> Written request: Copy out each line of the material below with no changes.

> Exercise materials:
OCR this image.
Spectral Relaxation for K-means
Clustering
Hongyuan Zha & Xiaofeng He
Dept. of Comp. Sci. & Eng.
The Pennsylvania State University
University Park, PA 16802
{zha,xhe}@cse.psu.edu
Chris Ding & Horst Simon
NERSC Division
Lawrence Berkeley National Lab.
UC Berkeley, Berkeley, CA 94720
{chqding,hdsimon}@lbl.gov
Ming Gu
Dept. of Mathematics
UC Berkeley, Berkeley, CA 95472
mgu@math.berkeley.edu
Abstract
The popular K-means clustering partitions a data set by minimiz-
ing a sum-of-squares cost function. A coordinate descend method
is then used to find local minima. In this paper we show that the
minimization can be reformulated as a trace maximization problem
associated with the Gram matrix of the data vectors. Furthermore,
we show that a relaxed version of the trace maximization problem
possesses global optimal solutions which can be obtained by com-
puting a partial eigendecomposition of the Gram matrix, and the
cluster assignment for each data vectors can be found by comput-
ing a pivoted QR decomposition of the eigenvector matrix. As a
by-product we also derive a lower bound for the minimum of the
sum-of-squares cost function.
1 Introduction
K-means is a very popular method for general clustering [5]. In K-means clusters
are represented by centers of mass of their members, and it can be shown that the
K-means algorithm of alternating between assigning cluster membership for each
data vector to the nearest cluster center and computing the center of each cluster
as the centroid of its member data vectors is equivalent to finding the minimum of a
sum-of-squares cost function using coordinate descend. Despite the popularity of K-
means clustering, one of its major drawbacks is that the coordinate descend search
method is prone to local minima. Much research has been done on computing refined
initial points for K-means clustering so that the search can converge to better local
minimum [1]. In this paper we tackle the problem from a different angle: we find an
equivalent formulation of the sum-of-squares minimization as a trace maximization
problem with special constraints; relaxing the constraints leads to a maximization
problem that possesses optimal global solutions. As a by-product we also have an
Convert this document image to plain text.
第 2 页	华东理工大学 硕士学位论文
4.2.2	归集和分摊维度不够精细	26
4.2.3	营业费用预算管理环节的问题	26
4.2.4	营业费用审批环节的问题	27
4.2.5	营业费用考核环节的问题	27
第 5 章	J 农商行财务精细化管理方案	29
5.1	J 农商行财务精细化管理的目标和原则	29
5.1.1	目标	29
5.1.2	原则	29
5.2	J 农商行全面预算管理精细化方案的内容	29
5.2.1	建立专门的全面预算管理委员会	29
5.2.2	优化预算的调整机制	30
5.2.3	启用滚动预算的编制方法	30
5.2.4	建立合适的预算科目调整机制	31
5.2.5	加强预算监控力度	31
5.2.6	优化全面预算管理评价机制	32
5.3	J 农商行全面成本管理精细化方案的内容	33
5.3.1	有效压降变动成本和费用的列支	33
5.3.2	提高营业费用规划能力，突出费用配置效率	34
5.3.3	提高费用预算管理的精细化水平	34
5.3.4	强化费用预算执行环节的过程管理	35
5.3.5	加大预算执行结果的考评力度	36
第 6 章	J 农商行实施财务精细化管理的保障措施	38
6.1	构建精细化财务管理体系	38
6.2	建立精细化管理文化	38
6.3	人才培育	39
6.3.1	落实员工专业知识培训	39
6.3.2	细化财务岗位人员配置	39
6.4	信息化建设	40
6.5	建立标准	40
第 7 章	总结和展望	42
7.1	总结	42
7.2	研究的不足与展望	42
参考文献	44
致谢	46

> Solution for this exercise:
OCR this image.
Spectral Relaxation for K-means
Clustering
Hongyuan Zha & Xiaofeng He
Dept. of Comp. Sci. & Eng.
The Pennsylvania State University
University Park, PA 16802
{zha,xhe}@cse.psu.edu
Chris Ding & Horst Simon
NERSC Division
Lawrence Berkeley National Lab.
UC Berkeley, Berkeley, CA 94720
{chqding,hdsimon}@lbl.gov
Ming Gu
Dept. of Mathematics
UC Berkeley, Berkeley, CA 95472
mgu@math.berkeley.edu
Abstract
The popular K-means clustering partitions a data set by minimiz-
ing a sum-of-squares cost function. A coordinate descend method
is then used to find local minima. In this paper we show that the
minimization can be reformulated as a trace maximization problem
associated with the Gram matrix of the data vectors. Furthermore,
we show that a relaxed version of the trace maximization problem
possesses global optimal solutions which can be obtained by com-
puting a partial eigendecomposition of the Gram matrix, and the
cluster assignment for each data vectors can be found by comput-
ing a pivoted QR decomposition of the eigenvector matrix. As a
by-product we also derive a lower bound for the minimum of the
sum-of-squares cost function.
1 Introduction
K-means is a very popular method for general clustering [5]. In K-means clusters
are represented by centers of mass of their members, and it can be shown that the
K-means algorithm of alternating between assigning cluster membership for each
data vector to the nearest cluster center and computing the center of each cluster
as the centroid of its member data vectors is equivalent to finding the minimum of a
sum-of-squares cost function using coordinate descend. Despite the popularity of K-
means clustering, one of its major drawbacks is that the coordinate descend search
method is prone to local minima. Much research has been done on computing refined
initial points for K-means clustering so that the search can converge to better local
minimum [1]. In this paper we tackle the problem from a different angle: we find an
equivalent formulation of the sum-of-squares minimization as a trace maximization
problem with special constraints; relaxing the constraints leads to a maximization
problem that possesses optimal global solutions. As a by-product we also have an
Convert this document image to plain text.
第 2 页	华东理工大学 硕士学位论文
4.2.2	归集和分摊维度不够精细	26
4.2.3	营业费用预算管理环节的问题	26
4.2.4	营业费用审批环节的问题	27
4.2.5	营业费用考核环节的问题	27
第 5 章	J 农商行财务精细化管理方案	29
5.1	J 农商行财务精细化管理的目标和原则	29
5.1.1	目标	29
5.1.2	原则	29
5.2	J 农商行全面预算管理精细化方案的内容	29
5.2.1	建立专门的全面预算管理委员会	29
5.2.2	优化预算的调整机制	30
5.2.3	启用滚动预算的编制方法	30
5.2.4	建立合适的预算科目调整机制	31
5.2.5	加强预算监控力度	31
5.2.6	优化全面预算管理评价机制	32
5.3	J 农商行全面成本管理精细化方案的内容	33
5.3.1	有效压降变动成本和费用的列支	33
5.3.2	提高营业费用规划能力，突出费用配置效率	34
5.3.3	提高费用预算管理的精细化水平	34
5.3.4	强化费用预算执行环节的过程管理	35
5.3.5	加大预算执行结果的考评力度	36
第 6 章	J 农商行实施财务精细化管理的保障措施	38
6.1	构建精细化财务管理体系	38
6.2	建立精细化管理文化	38
6.3	人才培育	39
6.3.1	落实员工专业知识培训	39
6.3.2	细化财务岗位人员配置	39
6.4	信息化建设	40
6.5	建立标准	40
第 7 章	总结和展望	42
7.1	总结	42
7.2	研究的不足与展望	42
参考文献	44
致谢	46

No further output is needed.